# WHAT IS NEEDED
All of the records below should be output exactly.

***

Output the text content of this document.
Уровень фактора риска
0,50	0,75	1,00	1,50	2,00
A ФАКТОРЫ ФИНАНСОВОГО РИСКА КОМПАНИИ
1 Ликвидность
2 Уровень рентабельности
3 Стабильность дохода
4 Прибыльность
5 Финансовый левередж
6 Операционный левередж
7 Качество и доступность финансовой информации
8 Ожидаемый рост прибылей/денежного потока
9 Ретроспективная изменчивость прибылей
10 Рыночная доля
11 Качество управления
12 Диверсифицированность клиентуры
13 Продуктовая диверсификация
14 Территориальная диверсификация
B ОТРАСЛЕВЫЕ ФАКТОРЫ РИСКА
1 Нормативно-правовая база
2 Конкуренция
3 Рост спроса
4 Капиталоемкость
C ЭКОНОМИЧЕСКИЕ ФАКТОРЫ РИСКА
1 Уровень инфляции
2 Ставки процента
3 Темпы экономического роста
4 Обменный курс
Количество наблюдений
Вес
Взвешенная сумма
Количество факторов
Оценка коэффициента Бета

***

# TASK SOLUTION
Output the text content of this document.
Уровень фактора риска
0,50	0,75	1,00	1,50	2,00
A ФАКТОРЫ ФИНАНСОВОГО РИСКА КОМПАНИИ
1 Ликвидность
2 Уровень рентабельности
3 Стабильность дохода
4 Прибыльность
5 Финансовый левередж
6 Операционный левередж
7 Качество и доступность финансовой информации
8 Ожидаемый рост прибылей/денежного потока
9 Ретроспективная изменчивость прибылей
10 Рыночная доля
11 Качество управления
12 Диверсифицированность клиентуры
13 Продуктовая диверсификация
14 Территориальная диверсификация
B ОТРАСЛЕВЫЕ ФАКТОРЫ РИСКА
1 Нормативно-правовая база
2 Конкуренция
3 Рост спроса
4 Капиталоемкость
C ЭКОНОМИЧЕСКИЕ ФАКТОРЫ РИСКА
1 Уровень инфляции
2 Ставки процента
3 Темпы экономического роста
4 Обменный курс
Количество наблюдений
Вес
Взвешенная сумма
Количество факторов
Оценка коэффициента Бета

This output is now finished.